▸ **Written task**: Show all lines that include the string "away"; copy each one.

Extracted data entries
— start —

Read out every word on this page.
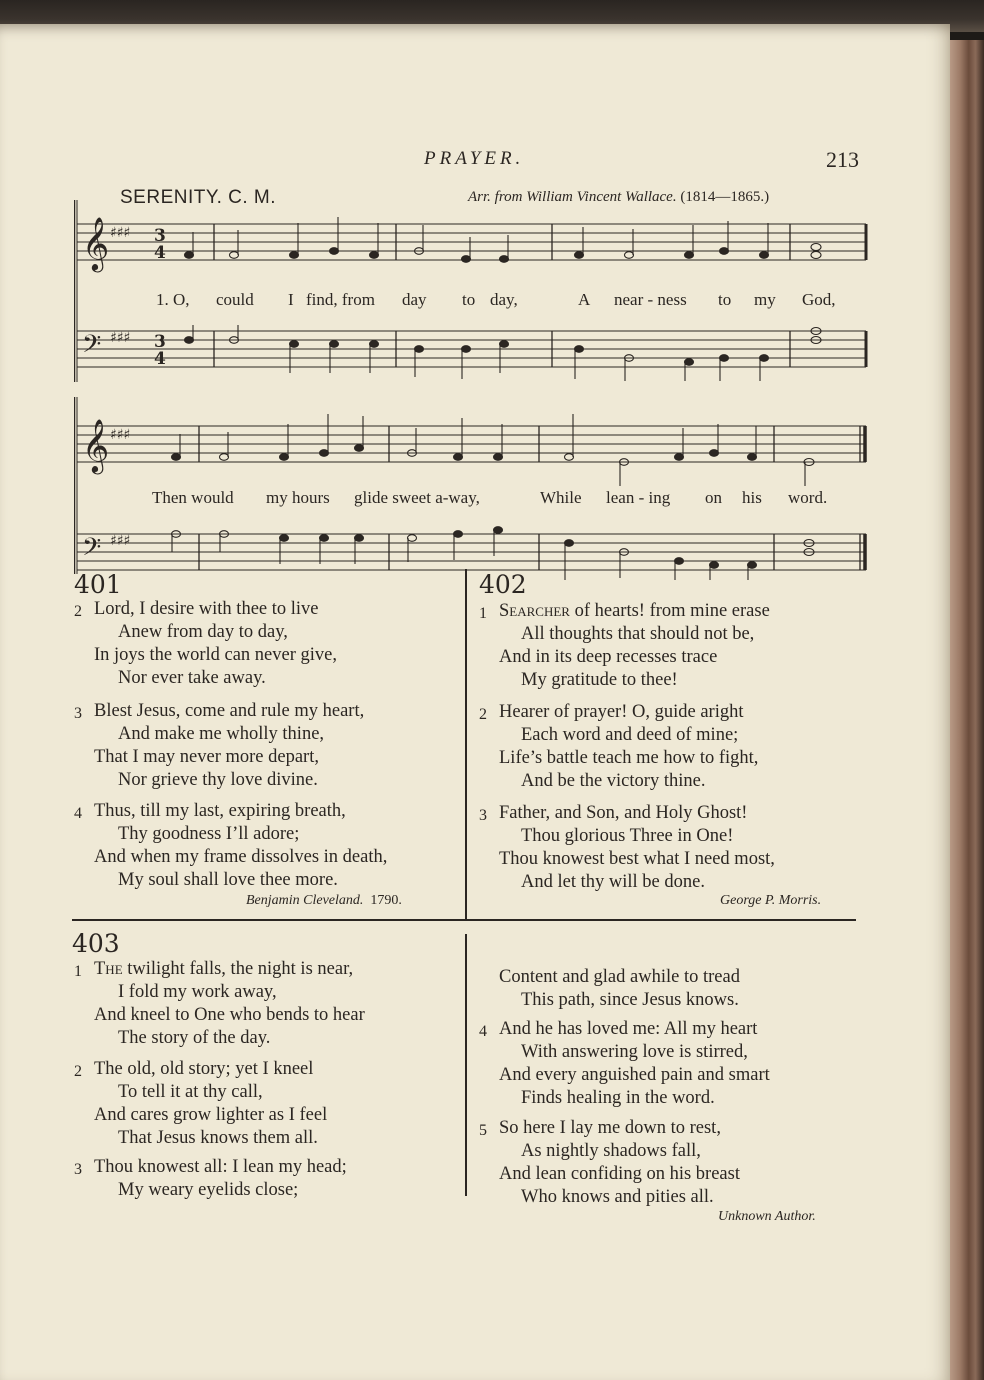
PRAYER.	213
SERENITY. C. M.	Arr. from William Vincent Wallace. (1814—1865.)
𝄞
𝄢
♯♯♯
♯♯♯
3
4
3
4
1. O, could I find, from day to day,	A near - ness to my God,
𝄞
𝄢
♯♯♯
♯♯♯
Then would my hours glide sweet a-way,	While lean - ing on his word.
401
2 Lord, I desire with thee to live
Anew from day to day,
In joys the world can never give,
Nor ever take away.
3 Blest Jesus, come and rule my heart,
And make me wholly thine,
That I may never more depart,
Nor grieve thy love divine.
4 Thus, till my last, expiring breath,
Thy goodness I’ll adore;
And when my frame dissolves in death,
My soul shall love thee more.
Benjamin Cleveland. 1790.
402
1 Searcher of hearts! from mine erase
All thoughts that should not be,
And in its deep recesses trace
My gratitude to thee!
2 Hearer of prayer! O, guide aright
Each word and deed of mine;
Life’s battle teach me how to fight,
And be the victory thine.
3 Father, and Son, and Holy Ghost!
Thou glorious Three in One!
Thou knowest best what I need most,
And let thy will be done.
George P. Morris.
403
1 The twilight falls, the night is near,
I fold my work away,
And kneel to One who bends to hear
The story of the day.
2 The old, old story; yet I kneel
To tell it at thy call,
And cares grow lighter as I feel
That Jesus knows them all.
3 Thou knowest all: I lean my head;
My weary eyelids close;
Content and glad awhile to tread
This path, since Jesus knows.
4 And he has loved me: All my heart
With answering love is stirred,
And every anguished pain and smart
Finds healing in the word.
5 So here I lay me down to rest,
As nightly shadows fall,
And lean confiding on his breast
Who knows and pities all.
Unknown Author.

— end —

▸ **Solved exercise**:
Nor ever take away.
I fold my work away,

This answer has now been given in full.